_Supplied data_
--------

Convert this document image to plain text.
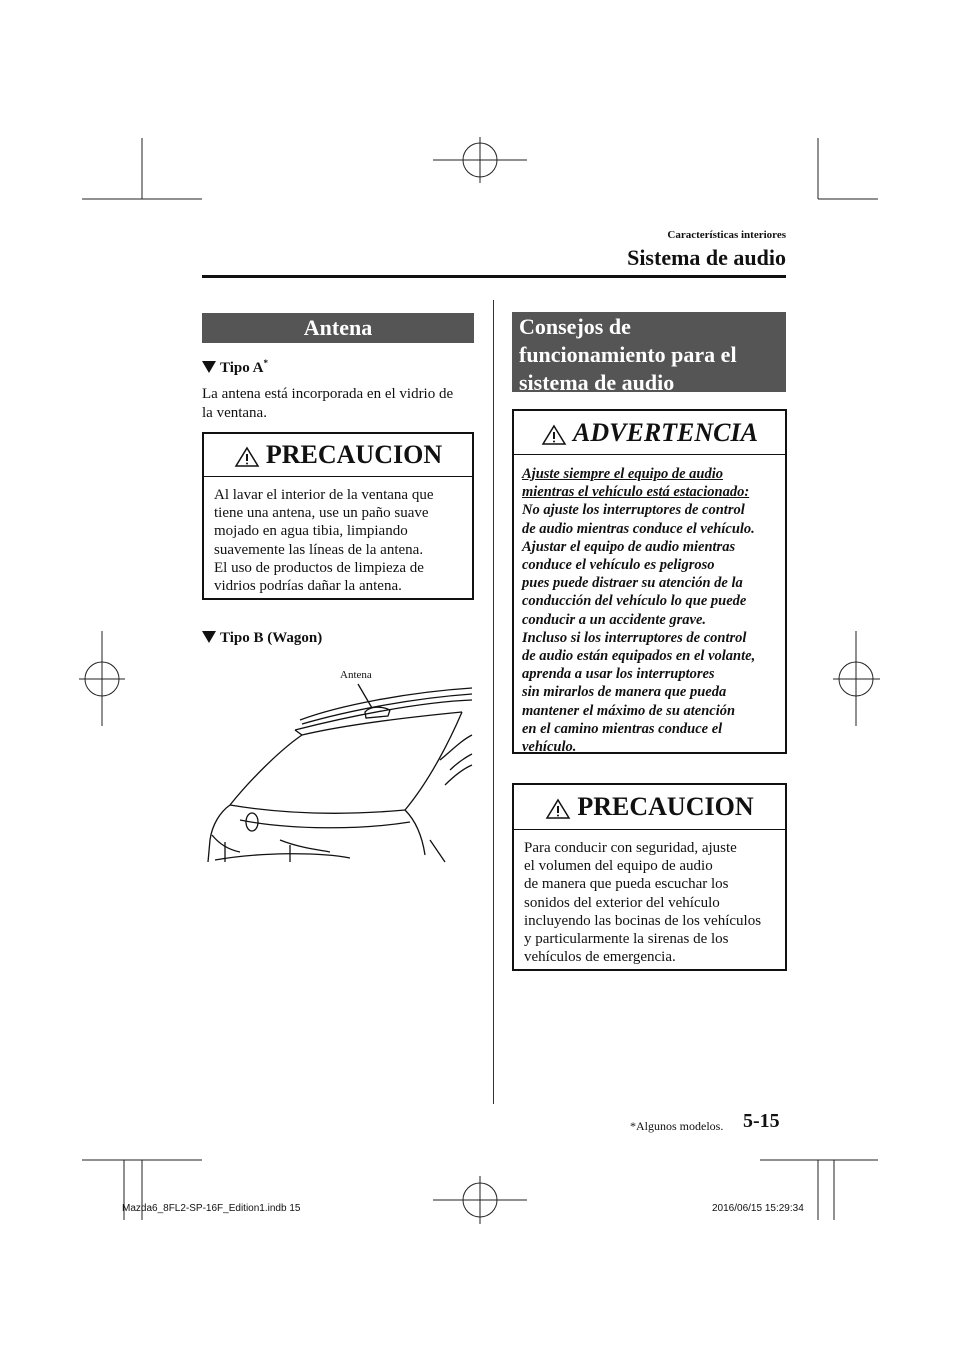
Características interiores
Sistema de audio
Antena
Tipo A*
La antena está incorporada en el vidrio de
la ventana.
PRECAUCION
Al lavar el interior de la ventana que
tiene una antena, use un paño suave
mojado en agua tibia, limpiando
suavemente las líneas de la antena.
El uso de productos de limpieza de
vidrios podrías dañar la antena.
Tipo B (Wagon)
Antena
Consejos de
funcionamiento para el
sistema de audio
ADVERTENCIA
Ajuste siempre el equipo de audio
mientras el vehículo está estacionado:
No ajuste los interruptores de control
de audio mientras conduce el vehículo.
Ajustar el equipo de audio mientras
conduce el vehículo es peligroso
pues puede distraer su atención de la
conducción del vehículo lo que puede
conducir a un accidente grave.
Incluso si los interruptores de control
de audio están equipados en el volante,
aprenda a usar los interruptores
sin mirarlos de manera que pueda
mantener el máximo de su atención
en el camino mientras conduce el
vehículo.
PRECAUCION
Para conducir con seguridad, ajuste
el volumen del equipo de audio
de manera que pueda escuchar los
sonidos del exterior del vehículo
incluyendo las bocinas de los vehículos
y particularmente la sirenas de los
vehículos de emergencia.
*Algunos modelos. 5-15
Mazda6_8FL2-SP-16F_Edition1.indb 15	2016/06/15 15:29:34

--------

_Written task_
Of all the lines above, how many contain "vehículos"? Give the number and nothing more.

_Result of the exercise_
2